Instructions to follow:
Transcribe every line exactly. Leave the pictures behind.

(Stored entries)
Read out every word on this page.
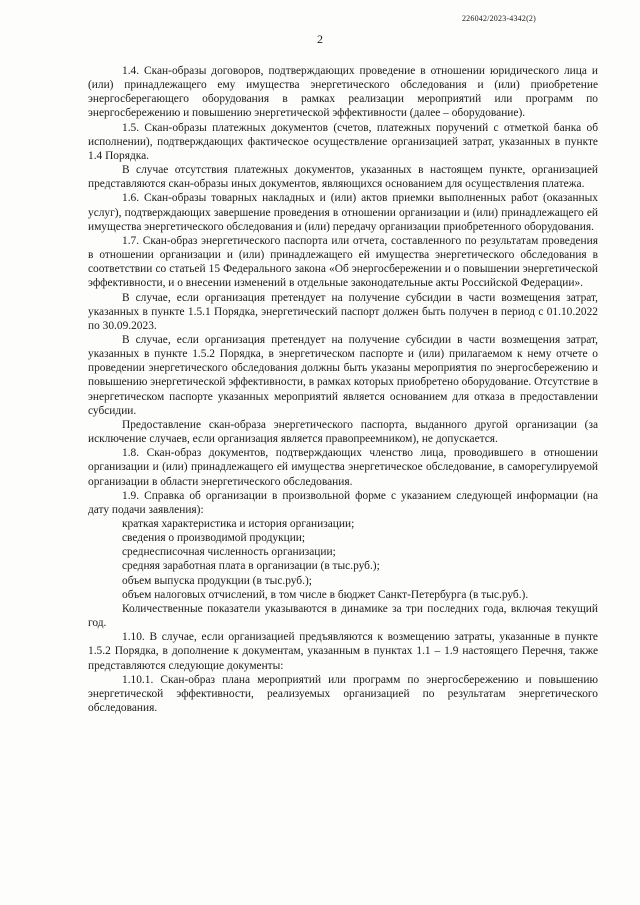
226042/2023-4342(2)
2

1.4. Скан-образы договоров, подтверждающих проведение в отношении юридического лица и (или) принадлежащего ему имущества энергетического обследования и (или) приобретение энергосберегающего оборудования в рамках реализации мероприятий или программ по энергосбережению и повышению энергетической эффективности (далее – оборудование).

1.5. Скан-образы платежных документов (счетов, платежных поручений с отметкой банка об исполнении), подтверждающих фактическое осуществление организацией затрат, указанных в пункте 1.4 Порядка.

В случае отсутствия платежных документов, указанных в настоящем пункте, организацией представляются скан-образы иных документов, являющихся основанием для осуществления платежа.

1.6. Скан-образы товарных накладных и (или) актов приемки выполненных работ (оказанных услуг), подтверждающих завершение проведения в отношении организации и (или) принадлежащего ей имущества энергетического обследования и (или) передачу организации приобретенного оборудования.

1.7. Скан-образ энергетического паспорта или отчета, составленного по результатам проведения в отношении организации и (или) принадлежащего ей имущества энергетического обследования в соответствии со статьей 15 Федерального закона «Об энергосбережении и о повышении энергетической эффективности, и о внесении изменений в отдельные законодательные акты Российской Федерации».

В случае, если организация претендует на получение субсидии в части возмещения затрат, указанных в пункте 1.5.1 Порядка, энергетический паспорт должен быть получен в период с 01.10.2022 по 30.09.2023.

В случае, если организация претендует на получение субсидии в части возмещения затрат, указанных в пункте 1.5.2 Порядка, в энергетическом паспорте и (или) прилагаемом к нему отчете о проведении энергетического обследования должны быть указаны мероприятия по энергосбережению и повышению энергетической эффективности, в рамках которых приобретено оборудование. Отсутствие в энергетическом паспорте указанных мероприятий является основанием для отказа в предоставлении субсидии.

Предоставление скан-образа энергетического паспорта, выданного другой организации (за исключение случаев, если организация является правопреемником), не допускается.

1.8. Скан-образ документов, подтверждающих членство лица, проводившего в отношении организации и (или) принадлежащего ей имущества энергетическое обследование, в саморегулируемой организации в области энергетического обследования.

1.9. Справка об организации в произвольной форме с указанием следующей информации (на дату подачи заявления):

краткая характеристика и история организации;

сведения о производимой продукции;

среднесписочная численность организации;

средняя заработная плата в организации (в тыс.руб.);

объем выпуска продукции (в тыс.руб.);

объем налоговых отчислений, в том числе в бюджет Санкт-Петербурга (в тыс.руб.).

Количественные показатели указываются в динамике за три последних года, включая текущий год.

1.10. В случае, если организацией предъявляются к возмещению затраты, указанные в пункте 1.5.2 Порядка, в дополнение к документам, указанным в пунктах 1.1 – 1.9 настоящего Перечня, также представляются следующие документы:

1.10.1. Скан-образ плана мероприятий или программ по энергосбережению и повышению энергетической эффективности, реализуемых организацией по результатам энергетического обследования.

Problem solution:
Read out every word on this page.
226042/2023-4342(2)
2

1.4. Скан-образы договоров, подтверждающих проведение в отношении юридического лица и (или) принадлежащего ему имущества энергетического обследования и (или) приобретение энергосберегающего оборудования в рамках реализации мероприятий или программ по энергосбережению и повышению энергетической эффективности (далее – оборудование).

1.5. Скан-образы платежных документов (счетов, платежных поручений с отметкой банка об исполнении), подтверждающих фактическое осуществление организацией затрат, указанных в пункте 1.4 Порядка.

В случае отсутствия платежных документов, указанных в настоящем пункте, организацией представляются скан-образы иных документов, являющихся основанием для осуществления платежа.

1.6. Скан-образы товарных накладных и (или) актов приемки выполненных работ (оказанных услуг), подтверждающих завершение проведения в отношении организации и (или) принадлежащего ей имущества энергетического обследования и (или) передачу организации приобретенного оборудования.

1.7. Скан-образ энергетического паспорта или отчета, составленного по результатам проведения в отношении организации и (или) принадлежащего ей имущества энергетического обследования в соответствии со статьей 15 Федерального закона «Об энергосбережении и о повышении энергетической эффективности, и о внесении изменений в отдельные законодательные акты Российской Федерации».

В случае, если организация претендует на получение субсидии в части возмещения затрат, указанных в пункте 1.5.1 Порядка, энергетический паспорт должен быть получен в период с 01.10.2022 по 30.09.2023.

В случае, если организация претендует на получение субсидии в части возмещения затрат, указанных в пункте 1.5.2 Порядка, в энергетическом паспорте и (или) прилагаемом к нему отчете о проведении энергетического обследования должны быть указаны мероприятия по энергосбережению и повышению энергетической эффективности, в рамках которых приобретено оборудование. Отсутствие в энергетическом паспорте указанных мероприятий является основанием для отказа в предоставлении субсидии.

Предоставление скан-образа энергетического паспорта, выданного другой организации (за исключение случаев, если организация является правопреемником), не допускается.

1.8. Скан-образ документов, подтверждающих членство лица, проводившего в отношении организации и (или) принадлежащего ей имущества энергетическое обследование, в саморегулируемой организации в области энергетического обследования.

1.9. Справка об организации в произвольной форме с указанием следующей информации (на дату подачи заявления):

краткая характеристика и история организации;

сведения о производимой продукции;

среднесписочная численность организации;

средняя заработная плата в организации (в тыс.руб.);

объем выпуска продукции (в тыс.руб.);

объем налоговых отчислений, в том числе в бюджет Санкт-Петербурга (в тыс.руб.).

Количественные показатели указываются в динамике за три последних года, включая текущий год.

1.10. В случае, если организацией предъявляются к возмещению затраты, указанные в пункте 1.5.2 Порядка, в дополнение к документам, указанным в пунктах 1.1 – 1.9 настоящего Перечня, также представляются следующие документы:

1.10.1. Скан-образ плана мероприятий или программ по энергосбережению и повышению энергетической эффективности, реализуемых организацией по результатам энергетического обследования.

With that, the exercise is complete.